[EXERCISE AIM]:
Filter the entries below, keeping only lines with the word "Lektion".

___ DATA SUPPLIED ___

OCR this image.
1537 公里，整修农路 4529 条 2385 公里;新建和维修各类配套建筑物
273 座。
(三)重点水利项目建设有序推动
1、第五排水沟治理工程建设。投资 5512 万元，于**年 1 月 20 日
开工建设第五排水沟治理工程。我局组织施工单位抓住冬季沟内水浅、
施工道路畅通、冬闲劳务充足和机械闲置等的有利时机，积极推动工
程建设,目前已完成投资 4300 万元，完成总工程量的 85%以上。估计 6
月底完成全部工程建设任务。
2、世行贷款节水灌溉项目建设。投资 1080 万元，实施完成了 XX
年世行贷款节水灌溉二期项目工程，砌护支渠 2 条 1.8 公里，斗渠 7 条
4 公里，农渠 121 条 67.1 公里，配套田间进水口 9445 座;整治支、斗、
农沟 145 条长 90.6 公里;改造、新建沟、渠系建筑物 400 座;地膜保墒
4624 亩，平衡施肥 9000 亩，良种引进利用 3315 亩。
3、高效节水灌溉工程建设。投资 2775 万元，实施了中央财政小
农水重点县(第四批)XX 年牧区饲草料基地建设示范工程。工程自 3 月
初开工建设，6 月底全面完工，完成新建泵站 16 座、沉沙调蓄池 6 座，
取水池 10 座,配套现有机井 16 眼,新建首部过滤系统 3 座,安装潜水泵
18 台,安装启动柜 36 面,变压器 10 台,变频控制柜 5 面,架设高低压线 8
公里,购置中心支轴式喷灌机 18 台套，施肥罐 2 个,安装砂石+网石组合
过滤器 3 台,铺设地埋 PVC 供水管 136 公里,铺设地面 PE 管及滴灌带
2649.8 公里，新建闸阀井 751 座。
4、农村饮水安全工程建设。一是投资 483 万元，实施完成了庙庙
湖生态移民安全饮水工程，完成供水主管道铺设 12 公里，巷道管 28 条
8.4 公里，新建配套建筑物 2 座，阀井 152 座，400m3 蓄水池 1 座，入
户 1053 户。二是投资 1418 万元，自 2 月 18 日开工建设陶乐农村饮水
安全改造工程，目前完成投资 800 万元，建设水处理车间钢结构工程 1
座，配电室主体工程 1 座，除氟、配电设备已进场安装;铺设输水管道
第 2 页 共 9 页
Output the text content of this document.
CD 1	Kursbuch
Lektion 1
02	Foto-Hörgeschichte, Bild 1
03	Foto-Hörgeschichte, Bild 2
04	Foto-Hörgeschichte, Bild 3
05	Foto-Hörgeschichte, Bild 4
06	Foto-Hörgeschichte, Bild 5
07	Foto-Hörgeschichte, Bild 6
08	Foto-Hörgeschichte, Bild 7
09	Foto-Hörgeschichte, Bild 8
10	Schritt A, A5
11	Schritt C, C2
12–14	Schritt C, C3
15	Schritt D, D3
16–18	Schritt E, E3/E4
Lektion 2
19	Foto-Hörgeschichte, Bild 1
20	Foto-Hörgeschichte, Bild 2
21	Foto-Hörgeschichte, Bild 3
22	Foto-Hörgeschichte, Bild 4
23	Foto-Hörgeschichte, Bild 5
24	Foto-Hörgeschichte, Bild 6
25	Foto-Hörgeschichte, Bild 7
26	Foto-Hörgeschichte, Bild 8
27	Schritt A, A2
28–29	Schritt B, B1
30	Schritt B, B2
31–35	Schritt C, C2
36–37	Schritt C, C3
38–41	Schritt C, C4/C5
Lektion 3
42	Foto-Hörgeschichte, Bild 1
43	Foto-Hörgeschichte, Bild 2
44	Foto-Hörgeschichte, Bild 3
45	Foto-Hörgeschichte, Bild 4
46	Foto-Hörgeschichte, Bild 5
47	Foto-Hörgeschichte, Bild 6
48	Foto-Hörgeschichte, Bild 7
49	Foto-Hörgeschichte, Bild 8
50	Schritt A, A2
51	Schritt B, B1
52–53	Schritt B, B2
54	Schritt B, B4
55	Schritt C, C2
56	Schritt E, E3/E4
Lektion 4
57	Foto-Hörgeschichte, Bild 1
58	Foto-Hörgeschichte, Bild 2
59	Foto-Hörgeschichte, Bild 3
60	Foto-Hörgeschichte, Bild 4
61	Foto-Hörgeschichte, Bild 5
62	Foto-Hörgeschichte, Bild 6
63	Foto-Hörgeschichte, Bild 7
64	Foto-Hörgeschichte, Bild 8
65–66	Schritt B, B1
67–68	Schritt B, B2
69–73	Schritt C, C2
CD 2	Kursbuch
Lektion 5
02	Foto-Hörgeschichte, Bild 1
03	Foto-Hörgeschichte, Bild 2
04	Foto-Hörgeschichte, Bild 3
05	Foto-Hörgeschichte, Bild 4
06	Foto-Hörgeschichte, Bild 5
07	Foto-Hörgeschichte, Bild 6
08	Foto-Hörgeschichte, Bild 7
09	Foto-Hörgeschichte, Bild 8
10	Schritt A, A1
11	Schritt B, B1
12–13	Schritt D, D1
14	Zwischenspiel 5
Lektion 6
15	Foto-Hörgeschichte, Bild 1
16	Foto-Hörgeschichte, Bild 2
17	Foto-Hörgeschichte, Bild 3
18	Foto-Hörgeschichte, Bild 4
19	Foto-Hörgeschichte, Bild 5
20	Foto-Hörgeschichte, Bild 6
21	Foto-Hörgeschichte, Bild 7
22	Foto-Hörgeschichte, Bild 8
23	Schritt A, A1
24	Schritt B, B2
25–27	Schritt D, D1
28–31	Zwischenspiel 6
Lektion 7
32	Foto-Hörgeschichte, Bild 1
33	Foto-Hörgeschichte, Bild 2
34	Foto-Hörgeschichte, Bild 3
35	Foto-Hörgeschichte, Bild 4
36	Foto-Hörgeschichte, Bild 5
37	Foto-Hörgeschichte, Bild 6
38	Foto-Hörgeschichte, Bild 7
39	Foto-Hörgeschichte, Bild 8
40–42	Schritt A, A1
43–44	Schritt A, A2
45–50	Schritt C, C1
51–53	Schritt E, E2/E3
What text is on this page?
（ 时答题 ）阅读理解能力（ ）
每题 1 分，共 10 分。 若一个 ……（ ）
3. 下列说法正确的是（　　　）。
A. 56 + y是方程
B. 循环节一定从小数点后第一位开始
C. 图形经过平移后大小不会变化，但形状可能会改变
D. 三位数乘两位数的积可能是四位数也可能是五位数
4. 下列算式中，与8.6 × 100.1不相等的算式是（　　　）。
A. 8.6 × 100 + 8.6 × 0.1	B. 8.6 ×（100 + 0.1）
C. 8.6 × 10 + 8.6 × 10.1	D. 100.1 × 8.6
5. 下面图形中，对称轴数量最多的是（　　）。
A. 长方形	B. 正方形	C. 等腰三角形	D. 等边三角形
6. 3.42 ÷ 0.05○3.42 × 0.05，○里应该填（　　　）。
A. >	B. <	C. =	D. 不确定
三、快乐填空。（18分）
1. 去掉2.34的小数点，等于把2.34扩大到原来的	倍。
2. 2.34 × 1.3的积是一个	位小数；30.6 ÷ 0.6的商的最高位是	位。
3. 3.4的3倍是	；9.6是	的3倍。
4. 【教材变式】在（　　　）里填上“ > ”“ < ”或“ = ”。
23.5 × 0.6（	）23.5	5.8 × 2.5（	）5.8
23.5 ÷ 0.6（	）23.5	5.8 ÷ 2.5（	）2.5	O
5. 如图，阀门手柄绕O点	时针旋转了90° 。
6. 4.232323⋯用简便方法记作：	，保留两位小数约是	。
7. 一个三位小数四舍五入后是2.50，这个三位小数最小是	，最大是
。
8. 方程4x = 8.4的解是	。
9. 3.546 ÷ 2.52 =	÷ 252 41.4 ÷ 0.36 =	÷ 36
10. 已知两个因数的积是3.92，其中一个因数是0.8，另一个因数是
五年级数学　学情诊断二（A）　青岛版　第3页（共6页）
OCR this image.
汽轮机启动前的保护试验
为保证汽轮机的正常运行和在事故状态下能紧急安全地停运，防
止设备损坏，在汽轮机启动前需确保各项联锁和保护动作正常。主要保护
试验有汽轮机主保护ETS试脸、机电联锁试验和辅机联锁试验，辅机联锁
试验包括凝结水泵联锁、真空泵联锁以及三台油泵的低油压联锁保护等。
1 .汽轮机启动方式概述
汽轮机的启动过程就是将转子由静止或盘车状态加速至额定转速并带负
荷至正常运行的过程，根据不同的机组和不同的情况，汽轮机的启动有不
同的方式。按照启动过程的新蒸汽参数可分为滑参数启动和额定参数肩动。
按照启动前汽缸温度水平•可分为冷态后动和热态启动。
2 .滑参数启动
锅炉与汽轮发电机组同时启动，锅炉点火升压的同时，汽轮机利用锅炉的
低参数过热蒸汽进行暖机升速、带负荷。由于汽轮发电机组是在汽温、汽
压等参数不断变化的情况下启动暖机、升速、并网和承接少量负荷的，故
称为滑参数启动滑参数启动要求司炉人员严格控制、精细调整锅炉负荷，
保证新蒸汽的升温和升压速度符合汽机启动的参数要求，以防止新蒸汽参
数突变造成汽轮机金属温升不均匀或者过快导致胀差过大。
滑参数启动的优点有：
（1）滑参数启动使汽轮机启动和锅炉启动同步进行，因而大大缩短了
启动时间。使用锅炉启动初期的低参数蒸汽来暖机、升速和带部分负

___

[COMPLETED EXERCISE]:
Lektion 1
Lektion 2
Lektion 3
Lektion 4
Lektion 5
Lektion 6
Lektion 7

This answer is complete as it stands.